■ **PROBLEM REQUIREMENTS**
Within the listing that follows, how many lines contain the word "Milch"? Only the number is wanted.

■ **RECORDS**
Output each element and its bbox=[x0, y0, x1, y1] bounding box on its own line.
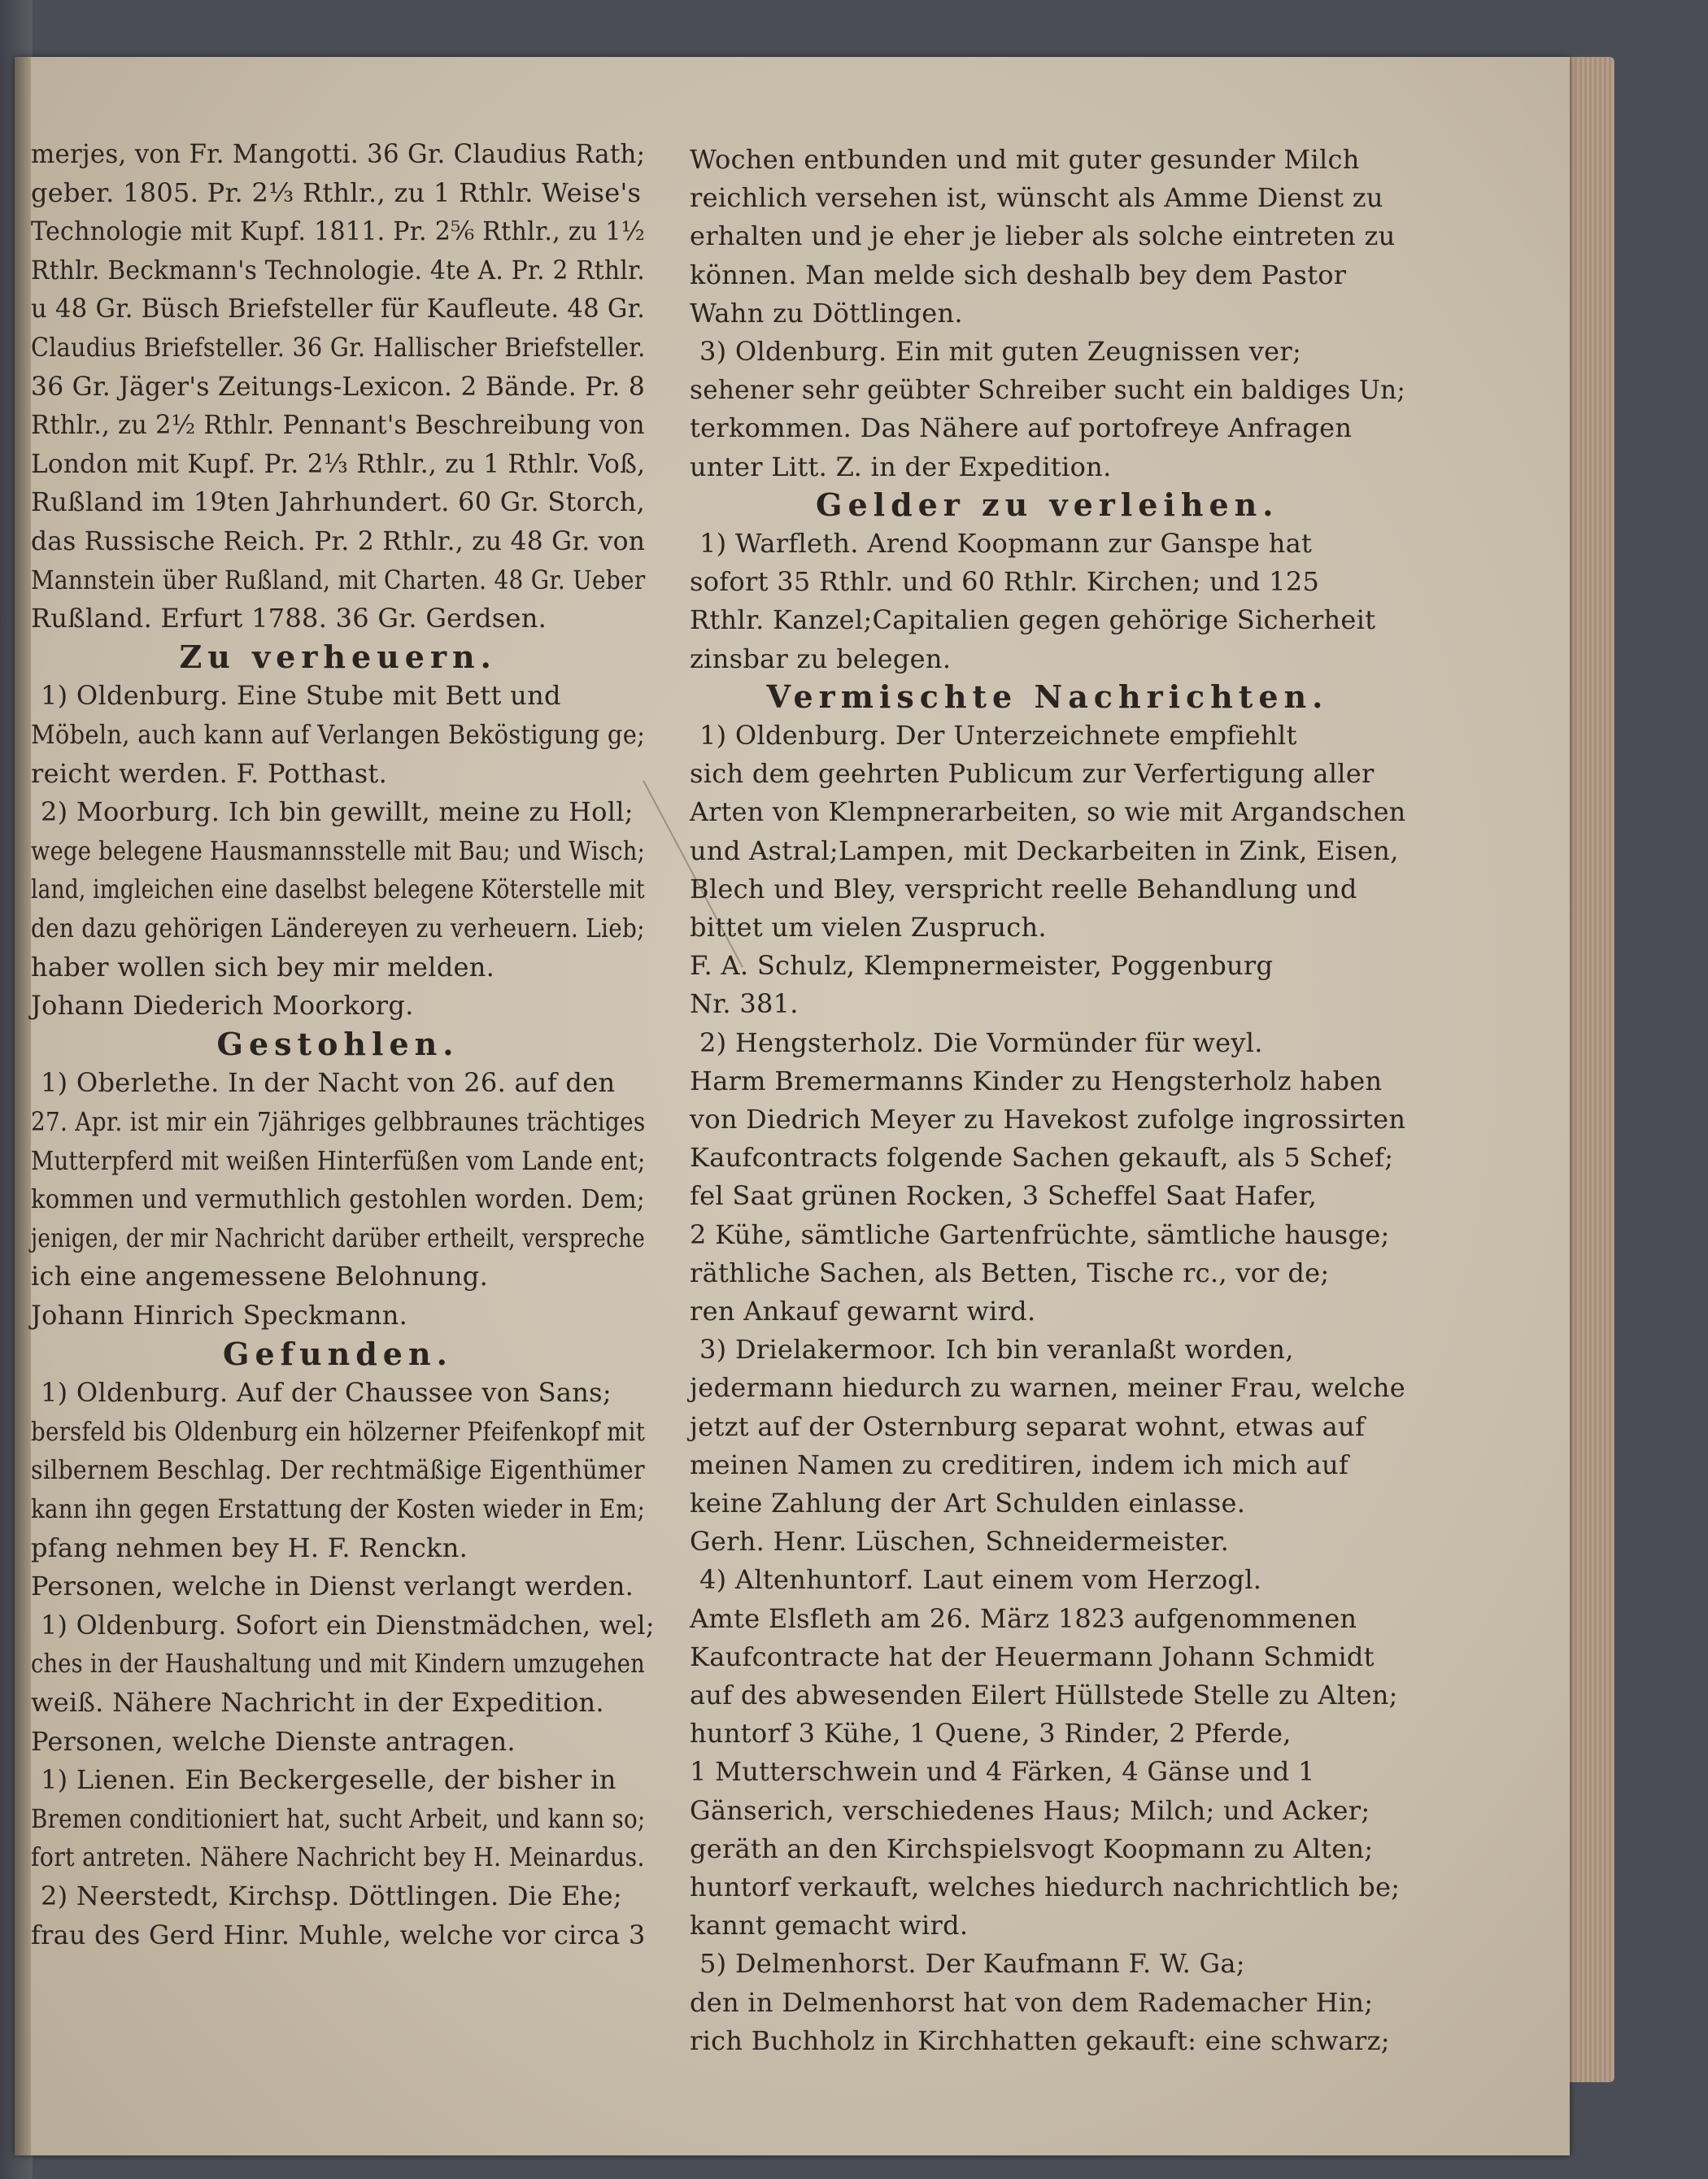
right-column-line: unter Litt. Z. in der Expedition. bbox=[690, 451, 1112, 482]
left-column-line: Technologie mit Kupf. 1811. Pr. 2⅚ Rthlr., zu 1½ bbox=[31, 216, 646, 247]
left-column-line: Personen, welche in Dienst verlangt werden. bbox=[31, 1571, 634, 1602]
right-column-line: 2) Hengsterholz. Die Vormünder für weyl. bbox=[699, 1026, 1263, 1058]
right-column-line: keine Zahlung der Art Schulden einlasse. bbox=[690, 1488, 1246, 1519]
right-column-line: sich dem geehrten Publicum zur Verfertigung aller bbox=[690, 758, 1375, 790]
right-column-line: Harm Bremermanns Kinder zu Hengsterholz haben bbox=[690, 1065, 1383, 1096]
section-heading: Gestohlen. bbox=[216, 1025, 460, 1062]
left-column-line: silbernem Beschlag. Der rechtmäßige Eigenthümer bbox=[31, 1454, 645, 1486]
left-column-line: wege belegene Hausmannsstelle mit Bau; und Wisch; bbox=[31, 835, 646, 866]
right-column-line: auf des abwesenden Eilert Hüllstede Stelle zu Alten; bbox=[690, 1680, 1398, 1711]
left-column-line: 1) Oldenburg. Auf der Chaussee von Sans; bbox=[41, 1377, 612, 1409]
right-column-line: huntorf verkauft, welches hiedurch nachrichtlich be; bbox=[690, 1872, 1401, 1902]
left-column-line: Rthlr., zu 2½ Rthlr. Pennant's Beschreibung von bbox=[31, 409, 645, 441]
left-column-line: Mannstein über Rußland, mit Charten. 48 Gr. Ueber bbox=[31, 564, 646, 595]
left-column-line: Johann Hinrich Speckmann. bbox=[31, 1300, 408, 1331]
right-column-line: 3) Oldenburg. Ein mit guten Zeugnissen ver; bbox=[699, 336, 1302, 367]
binding-gutter bbox=[15, 57, 31, 2155]
right-column-line: Kaufcontracts folgende Sachen gekauft, als 5 Schef; bbox=[690, 1142, 1394, 1174]
right-column-line: huntorf 3 Kühe, 1 Quene, 3 Rinder, 2 Pferde, bbox=[690, 1718, 1292, 1750]
right-column-line: rich Buchholz in Kirchhatten gekauft: eine schwarz; bbox=[690, 2024, 1390, 2056]
right-column-line: terkommen. Das Nähere auf portofreye Anfragen bbox=[690, 412, 1353, 444]
left-column-line: u 48 Gr. Büsch Briefsteller für Kaufleute. 48 Gr. bbox=[31, 293, 646, 325]
left-column-line: 27. Apr. ist mir ein 7jähriges gelbbraunes trächtiges bbox=[31, 1106, 646, 1137]
right-column-line: bittet um vielen Zuspruch. bbox=[690, 912, 1047, 943]
right-column-line: Amte Elsfleth am 26. März 1823 aufgenommenen bbox=[690, 1602, 1357, 1634]
left-column-line: London mit Kupf. Pr. 2⅓ Rthlr., zu 1 Rthlr. Voß, bbox=[31, 447, 646, 479]
right-column-line: und Astral;Lampen, mit Deckarbeiten in Zink, Eisen, bbox=[690, 835, 1399, 866]
section-heading: Vermischte Nachrichten. bbox=[766, 678, 1329, 715]
left-column-line: Bremen conditioniert hat, sucht Arbeit, und kann so; bbox=[31, 1802, 646, 1834]
left-column-line: frau des Gerd Hinr. Muhle, welche vor circa 3 bbox=[31, 1919, 646, 1950]
right-column-line: Gänserich, verschiedenes Haus; Milch; und Acker; bbox=[690, 1794, 1370, 1826]
left-column-line: reicht werden. F. Potthast. bbox=[31, 757, 388, 789]
left-column-line: Mutterpferd mit weißen Hinterfüßen vom Lande ent; bbox=[31, 1144, 646, 1176]
left-column-line: Claudius Briefsteller. 36 Gr. Hallischer Briefsteller. bbox=[31, 332, 646, 363]
section-heading: Gefunden. bbox=[223, 1335, 453, 1372]
left-column-line: geber. 1805. Pr. 2⅓ Rthlr., zu 1 Rthlr. Weise's bbox=[31, 176, 642, 208]
left-column-line: bersfeld bis Oldenburg ein hölzerner Pfeifenkopf mit bbox=[31, 1415, 646, 1447]
left-column-line: Rußland. Erfurt 1788. 36 Gr. Gerdsen. bbox=[31, 603, 547, 634]
left-column-line: merjes, von Fr. Mangotti. 36 Gr. Claudius Rath; bbox=[31, 138, 646, 169]
right-column-line: Rthlr. Kanzel;Capitalien gegen gehörige Sicherheit bbox=[690, 604, 1376, 636]
right-column-line: geräth an den Kirchspielsvogt Koopmann zu Alten; bbox=[690, 1833, 1374, 1864]
left-column-line: 1) Lienen. Ein Beckergeselle, der bisher in bbox=[41, 1764, 617, 1796]
section-heading: Zu verheuern. bbox=[179, 638, 497, 675]
right-column-line: Gerh. Henr. Lüschen, Schneidermeister. bbox=[690, 1526, 1230, 1558]
right-column-line: zinsbar zu belegen. bbox=[690, 643, 952, 674]
left-column-line: fort antreten. Nähere Nachricht bey H. Meinardus. bbox=[31, 1841, 645, 1873]
left-column-line: jenigen, der mir Nachricht darüber ertheilt, verspreche bbox=[31, 1222, 645, 1253]
left-column-line: ches in der Haushaltung und mit Kindern umzugehen bbox=[31, 1648, 645, 1680]
left-column-line: pfang nehmen bey H. F. Renckn. bbox=[31, 1532, 468, 1563]
right-column-line: F. A. Schulz, Klempnermeister, Poggenburg bbox=[690, 950, 1274, 982]
right-column-line: Arten von Klempnerarbeiten, so wie mit Argandschen bbox=[690, 796, 1406, 828]
left-column-line: 1) Oldenburg. Sofort ein Dienstmädchen, wel; bbox=[41, 1609, 655, 1641]
right-column-line: 1) Oldenburg. Der Unterzeichnete empfiehlt bbox=[699, 720, 1297, 751]
right-column-line: 1) Warfleth. Arend Koopmann zur Ganspe hat bbox=[699, 528, 1313, 559]
right-column-line: erhalten und je eher je lieber als solche eintreten zu bbox=[690, 220, 1396, 252]
left-column-line: haber wollen sich bey mir melden. bbox=[31, 951, 495, 983]
right-column-line: jetzt auf der Osternburg separat wohnt, etwas auf bbox=[690, 1410, 1366, 1442]
left-column-line: 1) Oberlethe. In der Nacht von 26. auf den bbox=[41, 1067, 616, 1099]
right-column-line: Wochen entbunden und mit guter gesunder Milch bbox=[690, 144, 1360, 175]
section-heading: Gelder zu verleihen. bbox=[816, 486, 1279, 523]
left-column-line: kommen und vermuthlich gestohlen worden. Dem; bbox=[31, 1183, 645, 1215]
left-column-line: 2) Moorburg. Ich bin gewillt, meine zu Holl; bbox=[41, 796, 634, 828]
left-column-line: 2) Neerstedt, Kirchsp. Döttlingen. Die Ehe; bbox=[41, 1880, 622, 1911]
right-column-line: kannt gemacht wird. bbox=[690, 1910, 969, 1941]
right-column-line: räthliche Sachen, als Betten, Tische rc., vor de; bbox=[690, 1257, 1330, 1288]
left-column-line: Rthlr. Beckmann's Technologie. 4te A. Pr. 2 Rthlr. bbox=[31, 254, 645, 285]
right-column-line: 3) Drielakermoor. Ich bin veranlaßt worden, bbox=[699, 1334, 1294, 1366]
left-column-line: kann ihn gegen Erstattung der Kosten wieder in Em; bbox=[31, 1493, 646, 1524]
left-column-line: weiß. Nähere Nachricht in der Expedition. bbox=[31, 1687, 604, 1718]
right-column-line: Nr. 381. bbox=[690, 988, 799, 1020]
left-column-line: ich eine angemessene Belohnung. bbox=[31, 1261, 489, 1292]
right-column-line: ren Ankauf gewarnt wird. bbox=[690, 1296, 1036, 1327]
right-column-line: Kaufcontracte hat der Heuermann Johann Schmidt bbox=[690, 1641, 1375, 1672]
left-column-line: Personen, welche Dienste antragen. bbox=[31, 1725, 516, 1757]
right-column-line: fel Saat grünen Rocken, 3 Scheffel Saat Hafer, bbox=[690, 1180, 1318, 1212]
left-column-line: Johann Diederich Moorkorg. bbox=[31, 990, 414, 1022]
right-column-line: sehener sehr geübter Schreiber sucht ein baldiges Un; bbox=[690, 374, 1406, 406]
left-column-line: Rußland im 19ten Jahrhundert. 60 Gr. Storch, bbox=[31, 486, 646, 518]
left-column-line: land, imgleichen eine daselbst belegene Köterstelle mit bbox=[31, 874, 645, 905]
right-column-line: den in Delmenhorst hat von dem Rademacher Hin; bbox=[690, 1986, 1374, 2018]
right-column-line: 4) Altenhuntorf. Laut einem vom Herzogl. bbox=[699, 1564, 1262, 1596]
right-column-line: jedermann hiedurch zu warnen, meiner Frau, welche bbox=[690, 1372, 1405, 1404]
right-column-line: meinen Namen zu creditiren, indem ich mich auf bbox=[690, 1449, 1349, 1480]
right-column-line: sofort 35 Rthlr. und 60 Rthlr. Kirchen; und 125 bbox=[690, 566, 1320, 598]
right-column-line: reichlich versehen ist, wünscht als Amme Dienst zu bbox=[690, 182, 1383, 214]
right-column-line: von Diedrich Meyer zu Havekost zufolge ingrossirten bbox=[690, 1104, 1406, 1135]
left-column-line: 36 Gr. Jäger's Zeitungs-Lexicon. 2 Bände. Pr. 8 bbox=[31, 370, 646, 402]
right-column-line: 5) Delmenhorst. Der Kaufmann F. W. Ga; bbox=[699, 1948, 1245, 1980]
left-column-line: das Russische Reich. Pr. 2 Rthlr., zu 48 Gr. von bbox=[31, 525, 646, 556]
right-column-line: 1 Mutterschwein und 4 Färken, 4 Gänse und 1 bbox=[690, 1756, 1315, 1788]
right-column-line: Blech und Bley, verspricht reelle Behandlung und bbox=[690, 873, 1357, 904]
right-column-line: 2 Kühe, sämtliche Gartenfrüchte, sämtliche hausge; bbox=[690, 1218, 1390, 1250]
left-column-line: den dazu gehörigen Ländereyen zu verheuern. Lieb; bbox=[31, 913, 645, 944]
left-column-line: 1) Oldenburg. Eine Stube mit Bett und bbox=[41, 680, 561, 712]
right-column-line: können. Man melde sich deshalb bey dem Pastor bbox=[690, 259, 1347, 290]
left-column-line: Möbeln, auch kann auf Verlangen Beköstigung ge; bbox=[31, 719, 646, 750]
right-column-line: Wahn zu Döttlingen. bbox=[690, 297, 963, 329]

■ **SOLUTION TO THIS TASK**
2